# START OF DATA ENTRIES

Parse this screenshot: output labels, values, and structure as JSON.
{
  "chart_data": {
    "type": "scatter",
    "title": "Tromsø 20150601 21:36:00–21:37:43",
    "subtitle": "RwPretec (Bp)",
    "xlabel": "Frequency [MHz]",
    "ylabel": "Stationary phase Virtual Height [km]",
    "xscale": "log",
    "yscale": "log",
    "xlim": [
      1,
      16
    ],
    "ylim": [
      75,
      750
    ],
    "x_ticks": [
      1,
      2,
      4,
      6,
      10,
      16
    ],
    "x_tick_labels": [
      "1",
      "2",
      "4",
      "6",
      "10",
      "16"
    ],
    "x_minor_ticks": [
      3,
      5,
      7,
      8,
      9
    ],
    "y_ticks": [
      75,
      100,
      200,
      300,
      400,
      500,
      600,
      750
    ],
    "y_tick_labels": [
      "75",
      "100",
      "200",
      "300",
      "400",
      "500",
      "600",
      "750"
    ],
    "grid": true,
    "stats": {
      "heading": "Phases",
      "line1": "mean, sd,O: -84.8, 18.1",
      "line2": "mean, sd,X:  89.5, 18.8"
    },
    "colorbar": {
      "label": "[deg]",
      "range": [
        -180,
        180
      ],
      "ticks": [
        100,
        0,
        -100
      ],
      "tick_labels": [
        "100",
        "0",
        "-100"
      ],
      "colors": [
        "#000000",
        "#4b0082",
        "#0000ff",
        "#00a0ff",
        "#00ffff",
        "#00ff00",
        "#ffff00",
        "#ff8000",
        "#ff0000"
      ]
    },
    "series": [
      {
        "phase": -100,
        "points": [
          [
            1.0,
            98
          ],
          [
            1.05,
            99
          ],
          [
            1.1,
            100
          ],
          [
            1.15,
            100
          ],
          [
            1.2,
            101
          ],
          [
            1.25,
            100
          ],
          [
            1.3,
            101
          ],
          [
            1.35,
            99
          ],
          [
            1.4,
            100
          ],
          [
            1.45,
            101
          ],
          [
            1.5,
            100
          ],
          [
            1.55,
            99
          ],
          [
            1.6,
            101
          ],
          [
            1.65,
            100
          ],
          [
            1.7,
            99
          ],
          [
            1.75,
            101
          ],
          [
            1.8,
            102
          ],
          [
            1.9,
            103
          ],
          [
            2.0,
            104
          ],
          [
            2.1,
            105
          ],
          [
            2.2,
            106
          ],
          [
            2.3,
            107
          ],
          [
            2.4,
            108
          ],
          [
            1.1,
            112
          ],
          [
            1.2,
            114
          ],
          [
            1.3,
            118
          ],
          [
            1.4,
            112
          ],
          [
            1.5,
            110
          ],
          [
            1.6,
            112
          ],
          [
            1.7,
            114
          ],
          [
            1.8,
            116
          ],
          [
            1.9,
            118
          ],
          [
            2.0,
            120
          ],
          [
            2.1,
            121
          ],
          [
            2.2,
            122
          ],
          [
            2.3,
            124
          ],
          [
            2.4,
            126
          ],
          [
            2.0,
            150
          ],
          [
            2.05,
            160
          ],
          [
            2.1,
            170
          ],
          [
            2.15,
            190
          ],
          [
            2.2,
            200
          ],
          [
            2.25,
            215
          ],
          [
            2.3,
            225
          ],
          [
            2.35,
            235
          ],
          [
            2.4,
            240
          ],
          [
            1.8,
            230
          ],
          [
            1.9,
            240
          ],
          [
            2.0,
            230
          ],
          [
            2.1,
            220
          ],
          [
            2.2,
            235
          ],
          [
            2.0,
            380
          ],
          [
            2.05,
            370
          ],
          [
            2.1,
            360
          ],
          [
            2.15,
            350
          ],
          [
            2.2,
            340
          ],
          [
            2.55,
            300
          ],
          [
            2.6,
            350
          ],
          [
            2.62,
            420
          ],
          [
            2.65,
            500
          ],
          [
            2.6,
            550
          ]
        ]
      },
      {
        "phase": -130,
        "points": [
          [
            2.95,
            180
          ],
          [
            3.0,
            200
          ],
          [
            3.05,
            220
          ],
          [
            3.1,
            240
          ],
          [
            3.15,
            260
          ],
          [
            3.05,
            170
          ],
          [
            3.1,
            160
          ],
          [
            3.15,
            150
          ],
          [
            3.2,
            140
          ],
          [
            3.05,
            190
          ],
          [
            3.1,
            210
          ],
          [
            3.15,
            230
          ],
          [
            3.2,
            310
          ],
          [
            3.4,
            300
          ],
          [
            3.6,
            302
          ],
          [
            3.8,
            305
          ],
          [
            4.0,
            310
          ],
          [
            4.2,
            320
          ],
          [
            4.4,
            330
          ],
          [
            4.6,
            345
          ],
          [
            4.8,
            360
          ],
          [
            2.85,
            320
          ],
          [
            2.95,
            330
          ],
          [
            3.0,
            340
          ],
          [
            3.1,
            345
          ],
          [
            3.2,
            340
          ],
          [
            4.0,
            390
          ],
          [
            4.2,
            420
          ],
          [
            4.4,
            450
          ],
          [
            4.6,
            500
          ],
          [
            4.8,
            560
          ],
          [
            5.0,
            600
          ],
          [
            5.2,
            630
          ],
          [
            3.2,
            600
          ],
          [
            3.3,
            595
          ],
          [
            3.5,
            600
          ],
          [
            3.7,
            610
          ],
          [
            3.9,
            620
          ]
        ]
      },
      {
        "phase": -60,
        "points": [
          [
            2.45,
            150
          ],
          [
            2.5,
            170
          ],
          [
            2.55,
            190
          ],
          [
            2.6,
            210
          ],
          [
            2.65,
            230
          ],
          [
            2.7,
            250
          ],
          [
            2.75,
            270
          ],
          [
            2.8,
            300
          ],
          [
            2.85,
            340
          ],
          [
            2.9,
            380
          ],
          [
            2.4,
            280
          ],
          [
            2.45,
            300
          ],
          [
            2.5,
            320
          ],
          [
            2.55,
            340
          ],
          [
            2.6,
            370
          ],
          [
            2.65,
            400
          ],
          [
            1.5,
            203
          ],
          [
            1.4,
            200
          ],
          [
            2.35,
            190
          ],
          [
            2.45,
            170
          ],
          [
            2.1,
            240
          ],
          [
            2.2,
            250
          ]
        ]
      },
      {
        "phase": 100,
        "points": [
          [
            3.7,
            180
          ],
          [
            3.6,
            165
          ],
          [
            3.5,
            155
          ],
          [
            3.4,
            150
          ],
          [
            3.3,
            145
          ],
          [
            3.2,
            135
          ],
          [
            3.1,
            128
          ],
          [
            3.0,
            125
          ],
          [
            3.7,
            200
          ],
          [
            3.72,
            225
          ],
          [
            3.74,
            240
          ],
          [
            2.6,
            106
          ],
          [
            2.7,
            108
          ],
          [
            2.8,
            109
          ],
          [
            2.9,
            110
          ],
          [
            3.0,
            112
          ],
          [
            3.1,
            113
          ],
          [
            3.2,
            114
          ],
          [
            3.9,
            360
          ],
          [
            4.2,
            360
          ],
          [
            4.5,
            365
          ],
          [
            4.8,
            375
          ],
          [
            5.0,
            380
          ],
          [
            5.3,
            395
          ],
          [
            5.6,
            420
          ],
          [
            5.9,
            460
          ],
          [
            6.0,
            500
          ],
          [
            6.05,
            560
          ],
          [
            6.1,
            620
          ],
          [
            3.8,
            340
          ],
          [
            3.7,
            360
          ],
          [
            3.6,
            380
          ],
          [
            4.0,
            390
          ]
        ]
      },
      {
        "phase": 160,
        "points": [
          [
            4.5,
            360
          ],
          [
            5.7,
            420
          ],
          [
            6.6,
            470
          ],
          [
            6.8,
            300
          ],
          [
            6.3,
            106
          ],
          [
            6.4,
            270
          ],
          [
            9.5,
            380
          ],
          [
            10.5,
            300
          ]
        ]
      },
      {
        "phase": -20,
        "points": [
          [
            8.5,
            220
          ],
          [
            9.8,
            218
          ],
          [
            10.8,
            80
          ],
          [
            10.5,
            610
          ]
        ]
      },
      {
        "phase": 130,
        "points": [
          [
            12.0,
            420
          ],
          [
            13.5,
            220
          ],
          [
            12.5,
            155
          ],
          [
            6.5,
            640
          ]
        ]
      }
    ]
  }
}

# END OF DATA ENTRIES

▶ [TASK] Report only how many lines in the entries contain "mean".

▶ [EXERCISE RESPONSE] 2